◆ Aim ◆
Repeat the entire listing exactly as written.

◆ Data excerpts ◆
════════════════

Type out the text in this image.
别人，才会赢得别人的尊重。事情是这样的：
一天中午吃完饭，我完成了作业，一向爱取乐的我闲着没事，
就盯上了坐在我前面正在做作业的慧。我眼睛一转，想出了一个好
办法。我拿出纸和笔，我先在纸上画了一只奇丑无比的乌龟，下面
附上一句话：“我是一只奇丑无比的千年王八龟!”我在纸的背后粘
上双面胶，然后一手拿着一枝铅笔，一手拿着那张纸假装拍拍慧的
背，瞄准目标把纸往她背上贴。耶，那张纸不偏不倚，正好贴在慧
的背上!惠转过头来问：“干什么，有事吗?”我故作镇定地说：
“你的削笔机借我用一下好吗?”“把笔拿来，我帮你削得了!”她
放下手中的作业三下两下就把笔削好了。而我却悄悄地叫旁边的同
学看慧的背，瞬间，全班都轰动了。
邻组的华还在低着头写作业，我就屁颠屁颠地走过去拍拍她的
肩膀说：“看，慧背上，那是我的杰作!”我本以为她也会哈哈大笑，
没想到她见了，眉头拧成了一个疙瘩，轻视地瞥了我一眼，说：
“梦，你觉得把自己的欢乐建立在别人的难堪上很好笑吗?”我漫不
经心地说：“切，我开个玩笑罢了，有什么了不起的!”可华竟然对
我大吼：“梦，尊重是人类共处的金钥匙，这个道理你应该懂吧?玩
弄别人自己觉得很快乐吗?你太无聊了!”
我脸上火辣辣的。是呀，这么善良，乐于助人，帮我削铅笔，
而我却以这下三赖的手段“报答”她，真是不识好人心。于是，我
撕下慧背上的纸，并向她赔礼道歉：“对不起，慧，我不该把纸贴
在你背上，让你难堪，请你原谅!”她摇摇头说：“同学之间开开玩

════════════════

◆ Answer for this exercise ◆
Type out the text in this image.
别人，才会赢得别人的尊重。事情是这样的：
一天中午吃完饭，我完成了作业，一向爱取乐的我闲着没事，
就盯上了坐在我前面正在做作业的慧。我眼睛一转，想出了一个好
办法。我拿出纸和笔，我先在纸上画了一只奇丑无比的乌龟，下面
附上一句话：“我是一只奇丑无比的千年王八龟!”我在纸的背后粘
上双面胶，然后一手拿着一枝铅笔，一手拿着那张纸假装拍拍慧的
背，瞄准目标把纸往她背上贴。耶，那张纸不偏不倚，正好贴在慧
的背上!惠转过头来问：“干什么，有事吗?”我故作镇定地说：
“你的削笔机借我用一下好吗?”“把笔拿来，我帮你削得了!”她
放下手中的作业三下两下就把笔削好了。而我却悄悄地叫旁边的同
学看慧的背，瞬间，全班都轰动了。
邻组的华还在低着头写作业，我就屁颠屁颠地走过去拍拍她的
肩膀说：“看，慧背上，那是我的杰作!”我本以为她也会哈哈大笑，
没想到她见了，眉头拧成了一个疙瘩，轻视地瞥了我一眼，说：
“梦，你觉得把自己的欢乐建立在别人的难堪上很好笑吗?”我漫不
经心地说：“切，我开个玩笑罢了，有什么了不起的!”可华竟然对
我大吼：“梦，尊重是人类共处的金钥匙，这个道理你应该懂吧?玩
弄别人自己觉得很快乐吗?你太无聊了!”
我脸上火辣辣的。是呀，这么善良，乐于助人，帮我削铅笔，
而我却以这下三赖的手段“报答”她，真是不识好人心。于是，我
撕下慧背上的纸，并向她赔礼道歉：“对不起，慧，我不该把纸贴
在你背上，让你难堪，请你原谅!”她摇摇头说：“同学之间开开玩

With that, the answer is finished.